_Short task_. Please reproduce the lines starting at the one containing "Segment this screenshot: for" and ending at the one containing "324, 805, 533]", leaving out the pictures.

## Start Data to use

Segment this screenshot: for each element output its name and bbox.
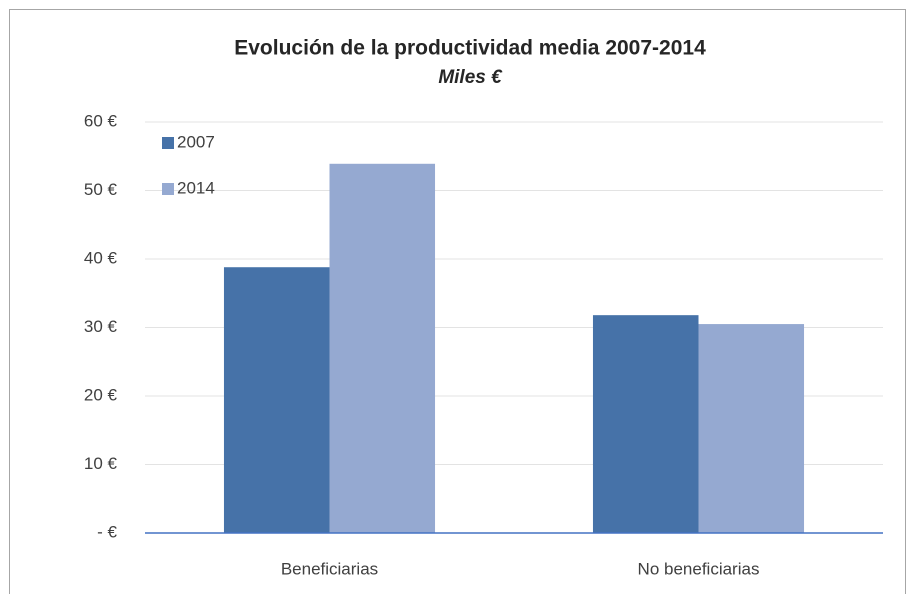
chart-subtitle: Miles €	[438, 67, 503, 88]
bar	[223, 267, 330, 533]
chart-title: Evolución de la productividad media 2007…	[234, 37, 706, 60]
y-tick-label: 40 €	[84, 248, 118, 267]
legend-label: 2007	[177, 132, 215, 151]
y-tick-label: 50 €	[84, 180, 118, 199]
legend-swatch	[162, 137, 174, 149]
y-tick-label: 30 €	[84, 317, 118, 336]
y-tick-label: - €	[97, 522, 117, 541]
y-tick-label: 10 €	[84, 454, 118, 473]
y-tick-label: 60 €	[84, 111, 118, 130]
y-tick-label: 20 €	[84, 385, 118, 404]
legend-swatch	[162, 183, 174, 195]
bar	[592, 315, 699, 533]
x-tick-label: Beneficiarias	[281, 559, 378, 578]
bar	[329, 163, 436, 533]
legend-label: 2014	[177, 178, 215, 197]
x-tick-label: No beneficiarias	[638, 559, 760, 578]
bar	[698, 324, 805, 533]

## End Data to use
## Start Data to use

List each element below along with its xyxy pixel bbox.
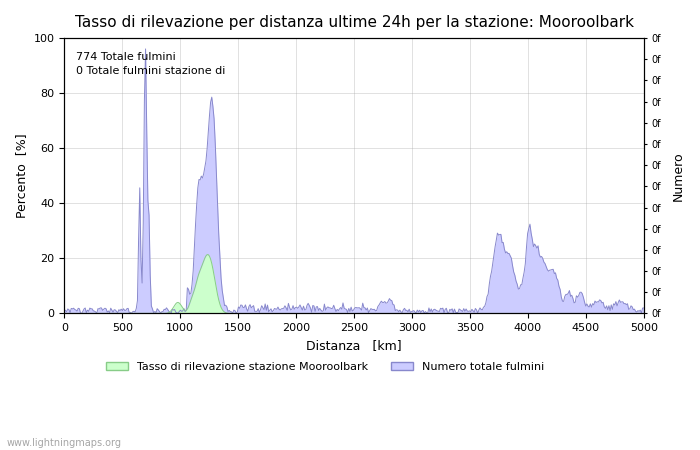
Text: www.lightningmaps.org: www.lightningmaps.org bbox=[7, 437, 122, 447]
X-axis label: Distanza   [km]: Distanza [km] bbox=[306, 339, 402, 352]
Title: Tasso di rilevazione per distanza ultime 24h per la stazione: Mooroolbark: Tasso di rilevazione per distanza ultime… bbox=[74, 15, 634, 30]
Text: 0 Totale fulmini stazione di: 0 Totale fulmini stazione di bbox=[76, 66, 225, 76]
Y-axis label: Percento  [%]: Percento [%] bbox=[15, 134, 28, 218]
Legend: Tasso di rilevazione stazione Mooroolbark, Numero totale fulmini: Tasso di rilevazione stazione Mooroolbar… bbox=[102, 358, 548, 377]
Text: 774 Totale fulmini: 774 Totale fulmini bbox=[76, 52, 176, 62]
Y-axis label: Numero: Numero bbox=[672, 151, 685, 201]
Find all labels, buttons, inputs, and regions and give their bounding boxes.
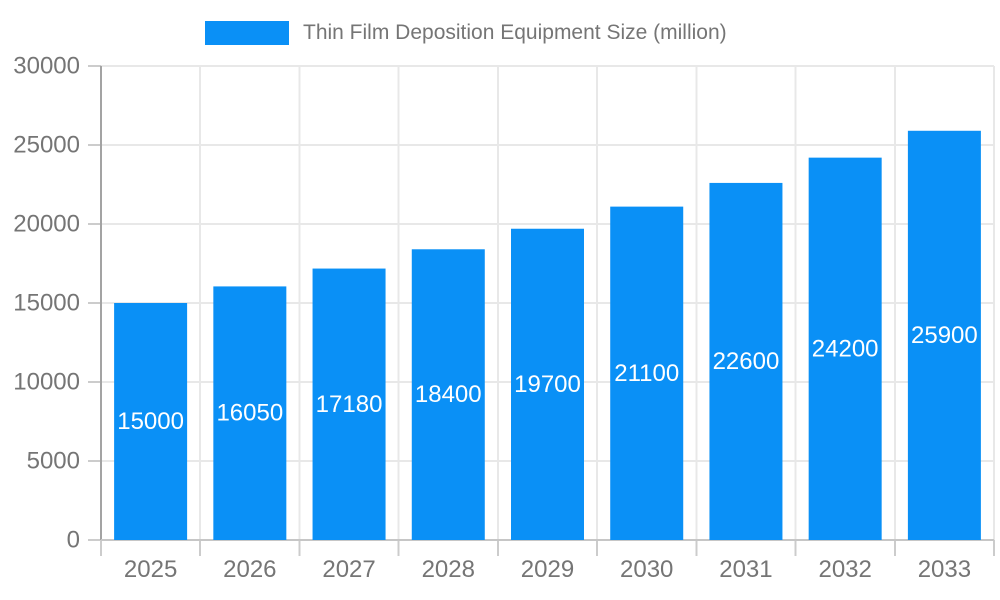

## End Data to use

_Task answer_.
Segment this screenshot: for each element output its name and bbox.
chart-subtitle: Miles €	[438, 67, 503, 88]
bar	[223, 267, 330, 533]
chart-title: Evolución de la productividad media 2007…	[234, 37, 706, 60]
y-tick-label: 40 €	[84, 248, 118, 267]
legend-label: 2007	[177, 132, 215, 151]
y-tick-label: 50 €	[84, 180, 118, 199]
legend-swatch	[162, 137, 174, 149]
y-tick-label: 30 €	[84, 317, 118, 336]
y-tick-label: - €	[97, 522, 117, 541]
y-tick-label: 10 €	[84, 454, 118, 473]
y-tick-label: 60 €	[84, 111, 118, 130]
y-tick-label: 20 €	[84, 385, 118, 404]
legend-swatch	[162, 183, 174, 195]
bar	[592, 315, 699, 533]
x-tick-label: Beneficiarias	[281, 559, 378, 578]
bar	[329, 163, 436, 533]
legend-label: 2014	[177, 178, 215, 197]
x-tick-label: No beneficiarias	[638, 559, 760, 578]
bar	[698, 324, 805, 533]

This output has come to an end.